» **Work instructions**: Search the listing below for the word "title" and copy each line that holds it.
>>
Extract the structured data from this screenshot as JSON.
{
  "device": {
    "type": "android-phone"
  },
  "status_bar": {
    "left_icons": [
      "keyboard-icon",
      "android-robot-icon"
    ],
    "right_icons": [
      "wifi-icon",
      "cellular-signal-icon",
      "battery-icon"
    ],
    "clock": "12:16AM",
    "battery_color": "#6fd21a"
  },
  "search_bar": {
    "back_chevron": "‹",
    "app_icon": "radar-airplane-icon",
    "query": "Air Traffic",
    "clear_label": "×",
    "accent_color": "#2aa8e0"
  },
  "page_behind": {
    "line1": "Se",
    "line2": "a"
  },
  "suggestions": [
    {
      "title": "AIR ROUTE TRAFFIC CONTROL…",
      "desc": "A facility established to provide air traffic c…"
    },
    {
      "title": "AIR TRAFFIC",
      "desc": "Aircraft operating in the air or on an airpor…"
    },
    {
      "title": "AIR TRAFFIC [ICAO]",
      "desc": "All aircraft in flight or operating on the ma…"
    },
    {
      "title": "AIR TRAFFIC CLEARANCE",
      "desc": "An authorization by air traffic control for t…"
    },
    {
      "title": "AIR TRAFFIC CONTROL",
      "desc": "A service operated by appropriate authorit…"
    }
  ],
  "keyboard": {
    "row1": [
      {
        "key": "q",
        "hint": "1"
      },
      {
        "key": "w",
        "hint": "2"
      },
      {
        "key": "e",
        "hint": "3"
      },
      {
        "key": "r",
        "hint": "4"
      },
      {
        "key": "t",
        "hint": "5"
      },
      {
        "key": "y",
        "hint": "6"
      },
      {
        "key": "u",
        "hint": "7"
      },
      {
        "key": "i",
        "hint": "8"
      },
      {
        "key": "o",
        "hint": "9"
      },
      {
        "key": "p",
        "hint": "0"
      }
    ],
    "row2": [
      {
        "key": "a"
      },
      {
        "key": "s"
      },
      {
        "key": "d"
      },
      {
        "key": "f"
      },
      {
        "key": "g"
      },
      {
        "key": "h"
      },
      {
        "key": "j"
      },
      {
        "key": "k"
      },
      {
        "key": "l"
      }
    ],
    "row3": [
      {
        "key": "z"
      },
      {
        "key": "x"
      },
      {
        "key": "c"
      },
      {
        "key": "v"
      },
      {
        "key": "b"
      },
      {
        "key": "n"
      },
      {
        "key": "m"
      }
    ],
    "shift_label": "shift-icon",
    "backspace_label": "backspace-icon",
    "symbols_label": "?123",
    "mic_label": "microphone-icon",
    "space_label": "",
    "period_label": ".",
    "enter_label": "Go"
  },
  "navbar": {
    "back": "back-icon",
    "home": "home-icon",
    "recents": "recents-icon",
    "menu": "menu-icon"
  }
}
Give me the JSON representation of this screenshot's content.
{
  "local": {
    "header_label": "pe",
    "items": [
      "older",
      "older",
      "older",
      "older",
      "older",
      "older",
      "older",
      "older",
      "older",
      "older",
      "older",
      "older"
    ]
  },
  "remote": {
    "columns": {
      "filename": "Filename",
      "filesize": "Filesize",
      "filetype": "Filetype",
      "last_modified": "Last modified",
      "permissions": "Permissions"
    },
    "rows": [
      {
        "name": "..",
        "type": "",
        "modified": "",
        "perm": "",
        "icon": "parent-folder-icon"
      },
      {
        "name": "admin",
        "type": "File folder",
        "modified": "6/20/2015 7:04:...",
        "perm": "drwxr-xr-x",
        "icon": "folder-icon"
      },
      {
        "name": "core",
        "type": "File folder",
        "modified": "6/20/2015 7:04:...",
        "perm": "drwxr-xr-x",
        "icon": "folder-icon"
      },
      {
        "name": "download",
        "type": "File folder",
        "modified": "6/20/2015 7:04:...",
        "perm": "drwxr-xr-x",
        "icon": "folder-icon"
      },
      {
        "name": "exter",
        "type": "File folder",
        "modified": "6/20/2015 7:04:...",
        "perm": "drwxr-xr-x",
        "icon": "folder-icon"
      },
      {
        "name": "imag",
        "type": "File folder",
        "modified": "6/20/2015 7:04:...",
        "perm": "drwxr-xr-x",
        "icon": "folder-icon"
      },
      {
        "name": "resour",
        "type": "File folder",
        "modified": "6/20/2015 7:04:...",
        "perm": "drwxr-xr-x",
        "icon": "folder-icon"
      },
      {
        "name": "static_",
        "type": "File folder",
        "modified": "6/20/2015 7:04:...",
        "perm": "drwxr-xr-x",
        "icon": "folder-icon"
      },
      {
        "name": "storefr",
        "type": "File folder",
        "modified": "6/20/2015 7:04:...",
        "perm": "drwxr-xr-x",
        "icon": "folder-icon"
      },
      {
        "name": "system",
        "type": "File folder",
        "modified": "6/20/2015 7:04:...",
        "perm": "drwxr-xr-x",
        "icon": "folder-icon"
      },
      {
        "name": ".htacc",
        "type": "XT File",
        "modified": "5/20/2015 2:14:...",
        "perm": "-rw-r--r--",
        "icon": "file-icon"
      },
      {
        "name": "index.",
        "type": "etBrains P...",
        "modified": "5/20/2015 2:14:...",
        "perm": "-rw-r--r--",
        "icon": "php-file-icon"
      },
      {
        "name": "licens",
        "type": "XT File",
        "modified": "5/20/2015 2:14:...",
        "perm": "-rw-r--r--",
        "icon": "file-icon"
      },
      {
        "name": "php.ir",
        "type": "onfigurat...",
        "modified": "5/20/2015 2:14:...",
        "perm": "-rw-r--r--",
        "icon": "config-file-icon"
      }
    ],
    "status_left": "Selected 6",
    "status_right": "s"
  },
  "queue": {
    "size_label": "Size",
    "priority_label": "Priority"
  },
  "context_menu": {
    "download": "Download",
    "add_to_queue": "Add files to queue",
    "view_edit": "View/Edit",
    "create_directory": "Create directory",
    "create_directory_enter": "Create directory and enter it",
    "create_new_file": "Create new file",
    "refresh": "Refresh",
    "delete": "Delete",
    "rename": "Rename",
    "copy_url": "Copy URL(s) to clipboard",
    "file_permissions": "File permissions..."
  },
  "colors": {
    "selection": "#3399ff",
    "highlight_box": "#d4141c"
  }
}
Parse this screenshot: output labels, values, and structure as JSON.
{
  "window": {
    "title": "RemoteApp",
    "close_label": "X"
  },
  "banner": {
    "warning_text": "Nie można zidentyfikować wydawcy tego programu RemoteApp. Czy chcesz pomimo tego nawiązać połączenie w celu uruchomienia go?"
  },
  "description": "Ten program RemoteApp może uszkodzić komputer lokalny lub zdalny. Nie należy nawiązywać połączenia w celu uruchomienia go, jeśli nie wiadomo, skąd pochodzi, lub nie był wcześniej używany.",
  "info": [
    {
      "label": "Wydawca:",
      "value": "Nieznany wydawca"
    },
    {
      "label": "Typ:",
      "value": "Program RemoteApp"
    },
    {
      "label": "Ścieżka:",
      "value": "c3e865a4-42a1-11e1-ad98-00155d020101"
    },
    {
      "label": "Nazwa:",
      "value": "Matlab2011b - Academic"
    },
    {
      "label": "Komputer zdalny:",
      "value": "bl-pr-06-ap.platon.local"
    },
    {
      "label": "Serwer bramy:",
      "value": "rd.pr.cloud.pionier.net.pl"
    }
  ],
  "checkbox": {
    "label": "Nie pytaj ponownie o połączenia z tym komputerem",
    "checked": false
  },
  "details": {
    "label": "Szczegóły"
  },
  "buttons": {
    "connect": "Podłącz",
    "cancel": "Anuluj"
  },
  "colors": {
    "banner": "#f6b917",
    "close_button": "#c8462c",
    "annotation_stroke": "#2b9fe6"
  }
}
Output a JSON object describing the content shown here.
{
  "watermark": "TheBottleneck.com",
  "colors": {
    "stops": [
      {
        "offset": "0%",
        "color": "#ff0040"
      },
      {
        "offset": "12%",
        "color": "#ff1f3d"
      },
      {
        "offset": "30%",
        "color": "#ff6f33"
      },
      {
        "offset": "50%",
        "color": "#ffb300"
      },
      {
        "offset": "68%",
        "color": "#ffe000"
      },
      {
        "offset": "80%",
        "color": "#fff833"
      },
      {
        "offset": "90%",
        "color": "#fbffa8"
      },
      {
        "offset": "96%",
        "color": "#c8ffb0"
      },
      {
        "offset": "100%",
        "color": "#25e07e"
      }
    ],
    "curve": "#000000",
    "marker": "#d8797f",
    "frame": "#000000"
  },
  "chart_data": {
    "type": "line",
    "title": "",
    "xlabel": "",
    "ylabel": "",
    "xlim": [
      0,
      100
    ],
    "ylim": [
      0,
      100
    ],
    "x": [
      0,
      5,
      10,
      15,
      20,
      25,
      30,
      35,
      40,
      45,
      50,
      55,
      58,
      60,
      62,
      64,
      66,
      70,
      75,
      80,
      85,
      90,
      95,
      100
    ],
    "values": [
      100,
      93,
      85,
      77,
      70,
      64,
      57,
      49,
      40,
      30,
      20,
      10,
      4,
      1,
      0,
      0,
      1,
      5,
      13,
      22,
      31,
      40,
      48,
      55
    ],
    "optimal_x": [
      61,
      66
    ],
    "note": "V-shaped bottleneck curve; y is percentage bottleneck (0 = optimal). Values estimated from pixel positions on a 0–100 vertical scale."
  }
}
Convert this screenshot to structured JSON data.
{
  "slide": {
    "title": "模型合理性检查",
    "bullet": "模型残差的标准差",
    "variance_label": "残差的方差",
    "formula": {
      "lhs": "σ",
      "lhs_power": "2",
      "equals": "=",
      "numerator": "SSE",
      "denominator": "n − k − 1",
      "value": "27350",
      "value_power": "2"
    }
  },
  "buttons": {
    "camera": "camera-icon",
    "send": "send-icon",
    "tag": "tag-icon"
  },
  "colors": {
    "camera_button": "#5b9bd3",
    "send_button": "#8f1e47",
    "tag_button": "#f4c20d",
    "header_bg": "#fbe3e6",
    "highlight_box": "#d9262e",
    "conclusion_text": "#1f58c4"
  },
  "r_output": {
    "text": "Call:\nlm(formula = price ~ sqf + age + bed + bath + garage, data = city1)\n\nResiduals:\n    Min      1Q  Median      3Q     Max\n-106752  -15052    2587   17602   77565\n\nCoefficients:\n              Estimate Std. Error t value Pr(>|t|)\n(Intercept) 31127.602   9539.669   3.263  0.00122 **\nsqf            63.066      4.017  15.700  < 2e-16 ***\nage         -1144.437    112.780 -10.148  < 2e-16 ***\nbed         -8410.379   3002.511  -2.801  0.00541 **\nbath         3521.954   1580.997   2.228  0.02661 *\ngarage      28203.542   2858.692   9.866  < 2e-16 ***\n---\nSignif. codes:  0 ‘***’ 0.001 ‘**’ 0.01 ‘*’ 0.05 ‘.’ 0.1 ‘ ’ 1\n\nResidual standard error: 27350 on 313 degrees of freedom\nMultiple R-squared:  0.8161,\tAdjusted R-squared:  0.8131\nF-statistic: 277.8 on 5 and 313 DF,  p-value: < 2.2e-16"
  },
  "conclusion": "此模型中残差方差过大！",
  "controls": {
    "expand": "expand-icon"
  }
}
<<
» **Written response**:
      "title": "AIR ROUTE TRAFFIC CONTROL…",
      "title": "AIR TRAFFIC",
      "title": "AIR TRAFFIC [ICAO]",
      "title": "AIR TRAFFIC CLEARANCE",
      "title": "AIR TRAFFIC CONTROL",
    "title": "RemoteApp",
    "title": "",
    "title": "模型合理性检查",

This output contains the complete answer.